(Stored data)
━━━━━━━━

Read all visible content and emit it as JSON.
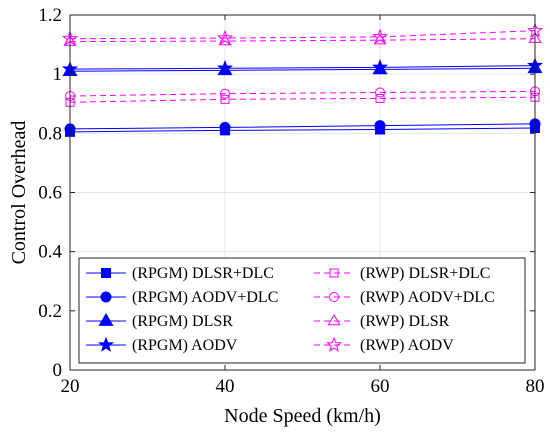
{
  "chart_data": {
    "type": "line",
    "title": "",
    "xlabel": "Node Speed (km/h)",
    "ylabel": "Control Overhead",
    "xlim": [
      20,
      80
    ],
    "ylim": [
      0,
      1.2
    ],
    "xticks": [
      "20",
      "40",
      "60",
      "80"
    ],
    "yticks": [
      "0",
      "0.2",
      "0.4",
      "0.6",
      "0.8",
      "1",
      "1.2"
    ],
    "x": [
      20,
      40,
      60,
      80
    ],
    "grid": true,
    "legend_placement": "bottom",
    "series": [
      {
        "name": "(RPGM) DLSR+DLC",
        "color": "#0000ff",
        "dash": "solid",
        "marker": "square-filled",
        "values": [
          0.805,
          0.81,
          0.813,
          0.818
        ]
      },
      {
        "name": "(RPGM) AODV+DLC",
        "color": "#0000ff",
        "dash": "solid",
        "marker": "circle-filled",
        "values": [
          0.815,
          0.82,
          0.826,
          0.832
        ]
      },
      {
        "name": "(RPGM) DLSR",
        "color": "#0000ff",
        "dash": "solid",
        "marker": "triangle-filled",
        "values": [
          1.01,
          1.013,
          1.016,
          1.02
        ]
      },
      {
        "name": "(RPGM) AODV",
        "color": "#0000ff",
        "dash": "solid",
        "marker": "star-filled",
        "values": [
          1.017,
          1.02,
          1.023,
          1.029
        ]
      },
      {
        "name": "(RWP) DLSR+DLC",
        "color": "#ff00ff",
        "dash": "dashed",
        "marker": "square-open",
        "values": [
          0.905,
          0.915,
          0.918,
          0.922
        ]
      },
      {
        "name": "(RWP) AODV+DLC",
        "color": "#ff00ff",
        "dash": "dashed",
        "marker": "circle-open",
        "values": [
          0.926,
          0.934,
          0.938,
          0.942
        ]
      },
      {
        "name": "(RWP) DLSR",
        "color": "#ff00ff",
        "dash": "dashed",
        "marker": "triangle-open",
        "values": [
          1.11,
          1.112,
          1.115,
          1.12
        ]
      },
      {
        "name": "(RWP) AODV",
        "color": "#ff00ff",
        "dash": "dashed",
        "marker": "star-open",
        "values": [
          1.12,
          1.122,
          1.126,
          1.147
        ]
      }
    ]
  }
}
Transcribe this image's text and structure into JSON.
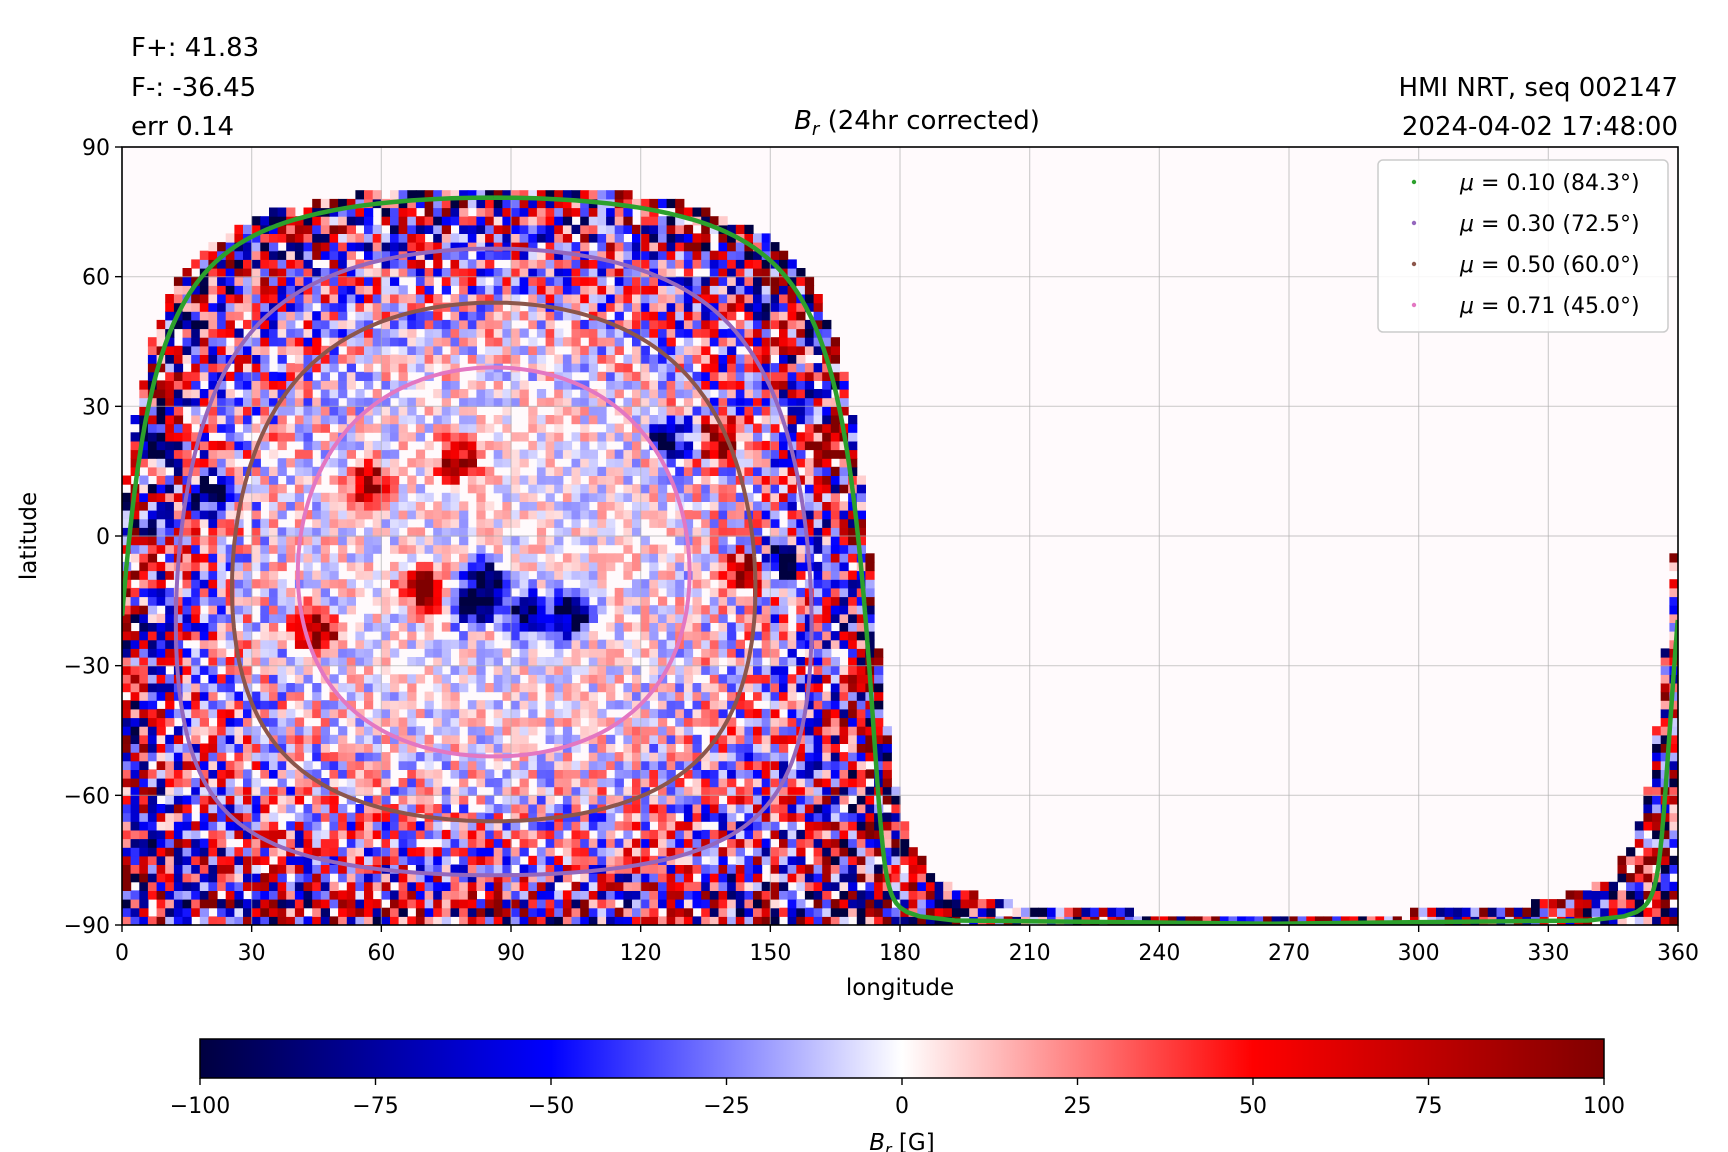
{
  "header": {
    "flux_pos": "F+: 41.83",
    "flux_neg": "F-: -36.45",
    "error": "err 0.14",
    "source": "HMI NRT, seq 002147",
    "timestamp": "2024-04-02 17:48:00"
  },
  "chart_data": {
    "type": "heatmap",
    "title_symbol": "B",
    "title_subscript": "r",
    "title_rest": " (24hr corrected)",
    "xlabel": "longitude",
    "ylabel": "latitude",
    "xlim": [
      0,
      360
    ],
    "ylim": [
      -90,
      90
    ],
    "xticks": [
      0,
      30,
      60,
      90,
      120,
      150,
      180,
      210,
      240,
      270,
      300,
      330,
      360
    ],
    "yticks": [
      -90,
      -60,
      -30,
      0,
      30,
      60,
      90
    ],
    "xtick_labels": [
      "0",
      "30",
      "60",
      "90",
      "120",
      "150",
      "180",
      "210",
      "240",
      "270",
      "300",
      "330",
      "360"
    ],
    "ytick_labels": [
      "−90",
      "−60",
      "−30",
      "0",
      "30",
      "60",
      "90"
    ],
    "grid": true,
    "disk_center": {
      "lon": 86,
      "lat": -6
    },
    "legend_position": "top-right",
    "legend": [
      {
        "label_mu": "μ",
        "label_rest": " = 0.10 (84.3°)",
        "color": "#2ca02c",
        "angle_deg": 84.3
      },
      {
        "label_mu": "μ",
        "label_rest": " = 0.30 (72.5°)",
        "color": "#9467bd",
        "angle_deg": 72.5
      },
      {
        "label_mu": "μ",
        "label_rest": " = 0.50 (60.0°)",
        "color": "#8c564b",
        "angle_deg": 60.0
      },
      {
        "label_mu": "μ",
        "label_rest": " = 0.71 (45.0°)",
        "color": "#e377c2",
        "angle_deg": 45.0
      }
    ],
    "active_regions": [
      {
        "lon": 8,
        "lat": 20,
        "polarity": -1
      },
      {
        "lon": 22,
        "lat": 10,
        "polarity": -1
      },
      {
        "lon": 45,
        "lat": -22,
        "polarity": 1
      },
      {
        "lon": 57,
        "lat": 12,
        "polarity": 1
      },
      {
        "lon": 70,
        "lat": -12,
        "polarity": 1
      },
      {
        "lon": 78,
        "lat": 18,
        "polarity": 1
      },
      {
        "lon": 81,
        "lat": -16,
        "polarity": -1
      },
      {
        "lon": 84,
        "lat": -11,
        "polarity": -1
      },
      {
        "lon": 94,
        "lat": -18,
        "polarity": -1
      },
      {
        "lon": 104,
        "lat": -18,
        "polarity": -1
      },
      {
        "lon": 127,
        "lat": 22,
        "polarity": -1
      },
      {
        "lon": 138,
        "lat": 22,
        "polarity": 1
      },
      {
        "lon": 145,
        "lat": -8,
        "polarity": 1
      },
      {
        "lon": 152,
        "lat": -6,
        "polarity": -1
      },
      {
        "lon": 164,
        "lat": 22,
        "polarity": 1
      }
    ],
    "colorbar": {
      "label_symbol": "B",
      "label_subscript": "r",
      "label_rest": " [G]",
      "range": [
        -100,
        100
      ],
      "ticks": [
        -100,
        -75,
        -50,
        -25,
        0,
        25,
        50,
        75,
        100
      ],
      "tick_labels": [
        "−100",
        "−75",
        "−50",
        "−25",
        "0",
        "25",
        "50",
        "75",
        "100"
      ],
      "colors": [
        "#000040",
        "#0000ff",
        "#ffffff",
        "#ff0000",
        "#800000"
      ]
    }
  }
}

━━━━━━━━

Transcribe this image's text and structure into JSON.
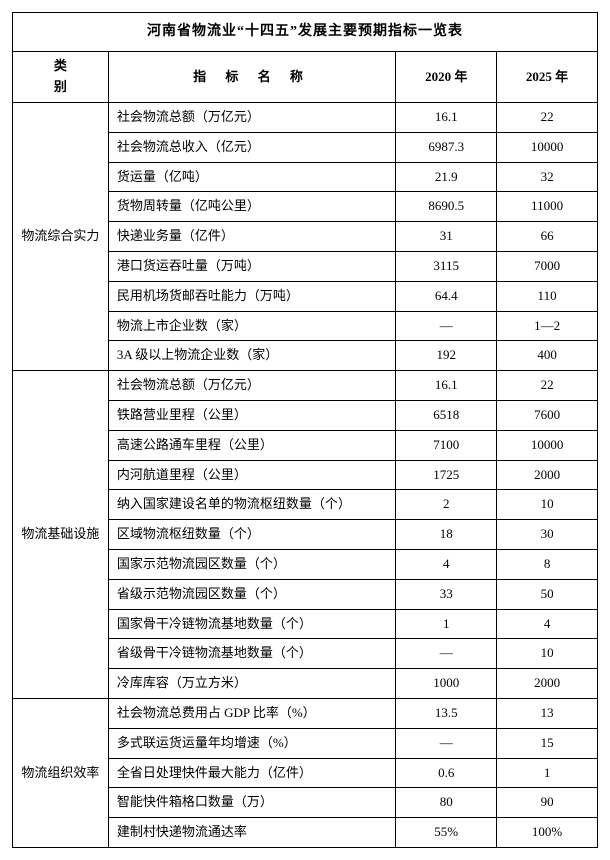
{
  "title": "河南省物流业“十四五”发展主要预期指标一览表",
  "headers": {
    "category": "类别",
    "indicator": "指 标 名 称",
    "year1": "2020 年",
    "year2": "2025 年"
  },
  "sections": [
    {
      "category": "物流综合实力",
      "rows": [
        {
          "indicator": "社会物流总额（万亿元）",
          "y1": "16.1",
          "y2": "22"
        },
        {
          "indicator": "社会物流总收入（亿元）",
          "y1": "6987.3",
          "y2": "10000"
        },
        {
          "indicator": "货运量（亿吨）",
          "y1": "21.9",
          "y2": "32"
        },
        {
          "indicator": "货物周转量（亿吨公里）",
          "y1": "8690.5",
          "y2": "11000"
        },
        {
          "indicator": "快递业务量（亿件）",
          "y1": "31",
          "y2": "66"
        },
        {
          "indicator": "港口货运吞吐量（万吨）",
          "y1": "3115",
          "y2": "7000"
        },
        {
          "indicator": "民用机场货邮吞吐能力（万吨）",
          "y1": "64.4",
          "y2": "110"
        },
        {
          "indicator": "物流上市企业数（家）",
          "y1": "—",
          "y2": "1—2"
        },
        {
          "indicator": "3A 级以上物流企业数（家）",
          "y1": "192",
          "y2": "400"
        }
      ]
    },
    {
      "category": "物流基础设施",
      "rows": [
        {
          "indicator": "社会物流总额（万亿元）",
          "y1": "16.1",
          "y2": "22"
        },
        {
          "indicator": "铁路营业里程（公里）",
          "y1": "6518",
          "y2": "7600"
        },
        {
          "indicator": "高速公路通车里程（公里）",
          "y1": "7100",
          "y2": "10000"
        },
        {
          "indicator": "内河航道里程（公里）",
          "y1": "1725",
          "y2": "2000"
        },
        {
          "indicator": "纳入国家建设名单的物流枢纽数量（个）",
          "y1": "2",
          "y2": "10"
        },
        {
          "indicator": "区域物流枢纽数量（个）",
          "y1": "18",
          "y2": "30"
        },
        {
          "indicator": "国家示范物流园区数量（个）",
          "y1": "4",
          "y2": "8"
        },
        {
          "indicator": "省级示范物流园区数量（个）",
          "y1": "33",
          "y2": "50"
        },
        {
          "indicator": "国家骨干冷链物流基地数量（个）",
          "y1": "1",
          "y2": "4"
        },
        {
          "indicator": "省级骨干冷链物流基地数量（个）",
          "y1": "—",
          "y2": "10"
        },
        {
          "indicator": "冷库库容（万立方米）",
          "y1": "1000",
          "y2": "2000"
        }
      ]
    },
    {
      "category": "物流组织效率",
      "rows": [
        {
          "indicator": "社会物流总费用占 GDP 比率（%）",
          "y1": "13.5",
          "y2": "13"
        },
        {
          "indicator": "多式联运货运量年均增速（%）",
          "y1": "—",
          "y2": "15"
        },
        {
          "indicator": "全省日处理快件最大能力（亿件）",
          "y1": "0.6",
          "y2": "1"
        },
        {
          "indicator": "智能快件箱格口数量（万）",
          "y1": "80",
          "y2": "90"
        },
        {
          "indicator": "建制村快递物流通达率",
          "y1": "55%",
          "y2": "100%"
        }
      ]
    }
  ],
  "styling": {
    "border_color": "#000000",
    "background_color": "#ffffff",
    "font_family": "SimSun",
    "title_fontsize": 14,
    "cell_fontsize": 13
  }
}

━━━━━━━━

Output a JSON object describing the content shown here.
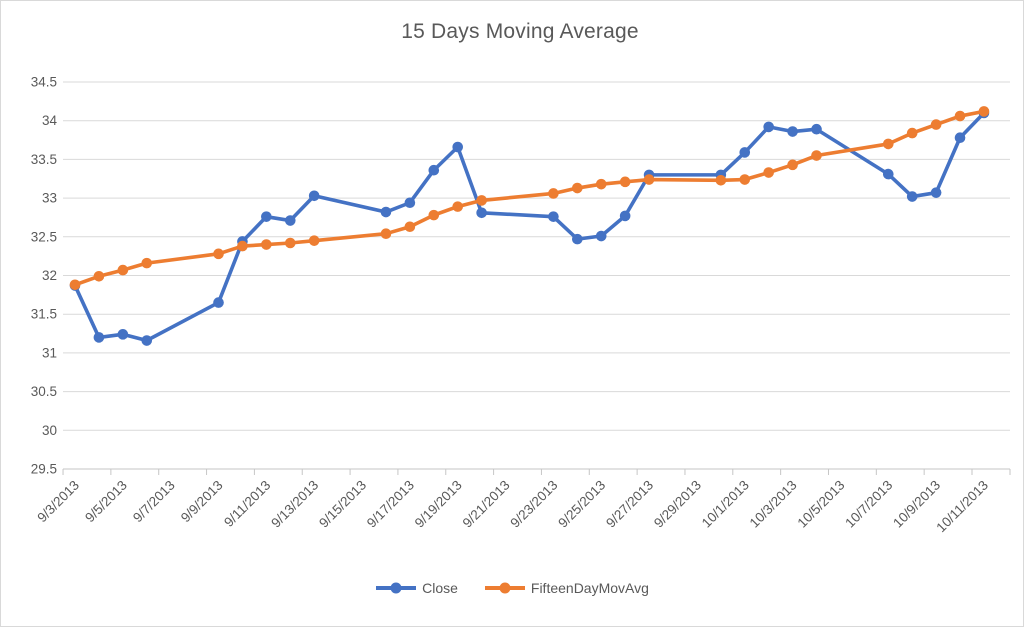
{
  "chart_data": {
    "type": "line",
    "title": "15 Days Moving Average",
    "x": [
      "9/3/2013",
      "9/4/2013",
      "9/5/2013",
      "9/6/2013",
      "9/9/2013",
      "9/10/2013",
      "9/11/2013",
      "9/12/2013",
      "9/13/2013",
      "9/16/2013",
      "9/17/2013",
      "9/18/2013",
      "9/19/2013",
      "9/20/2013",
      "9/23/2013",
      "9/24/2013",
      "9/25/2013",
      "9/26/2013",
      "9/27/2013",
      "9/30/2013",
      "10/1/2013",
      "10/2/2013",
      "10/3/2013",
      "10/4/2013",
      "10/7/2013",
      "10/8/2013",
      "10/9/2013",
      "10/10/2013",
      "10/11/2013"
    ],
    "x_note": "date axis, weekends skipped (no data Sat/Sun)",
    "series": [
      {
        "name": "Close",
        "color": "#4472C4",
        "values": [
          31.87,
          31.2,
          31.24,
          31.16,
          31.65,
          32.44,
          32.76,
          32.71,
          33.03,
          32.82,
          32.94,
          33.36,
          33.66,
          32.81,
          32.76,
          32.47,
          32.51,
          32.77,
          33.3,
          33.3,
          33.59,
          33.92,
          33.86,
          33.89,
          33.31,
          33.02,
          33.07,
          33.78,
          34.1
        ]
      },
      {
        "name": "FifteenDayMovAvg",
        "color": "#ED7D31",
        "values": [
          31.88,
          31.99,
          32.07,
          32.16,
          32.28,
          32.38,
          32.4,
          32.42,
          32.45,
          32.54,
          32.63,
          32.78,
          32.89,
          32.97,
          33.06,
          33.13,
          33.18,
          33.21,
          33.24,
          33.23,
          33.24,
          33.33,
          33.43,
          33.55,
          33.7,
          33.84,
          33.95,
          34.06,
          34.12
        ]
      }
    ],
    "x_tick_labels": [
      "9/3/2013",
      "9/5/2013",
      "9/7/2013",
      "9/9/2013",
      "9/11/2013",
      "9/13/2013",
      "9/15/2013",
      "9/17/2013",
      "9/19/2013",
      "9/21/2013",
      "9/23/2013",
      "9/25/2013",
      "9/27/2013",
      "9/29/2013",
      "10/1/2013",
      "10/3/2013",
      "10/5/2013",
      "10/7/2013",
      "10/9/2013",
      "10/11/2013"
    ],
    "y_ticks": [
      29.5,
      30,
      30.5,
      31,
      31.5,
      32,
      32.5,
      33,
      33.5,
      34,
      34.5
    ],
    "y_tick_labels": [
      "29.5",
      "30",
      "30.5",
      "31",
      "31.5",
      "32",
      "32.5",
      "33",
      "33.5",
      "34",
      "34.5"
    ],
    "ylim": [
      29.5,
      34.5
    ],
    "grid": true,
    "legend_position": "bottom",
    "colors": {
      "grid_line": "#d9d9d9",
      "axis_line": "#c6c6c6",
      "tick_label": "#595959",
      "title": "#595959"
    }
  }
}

━━━━━━━━

TASK PROMPT:
Only the count is needed: the number of lines in the data that include the word "star".

RESULT OF THIS TASK:
2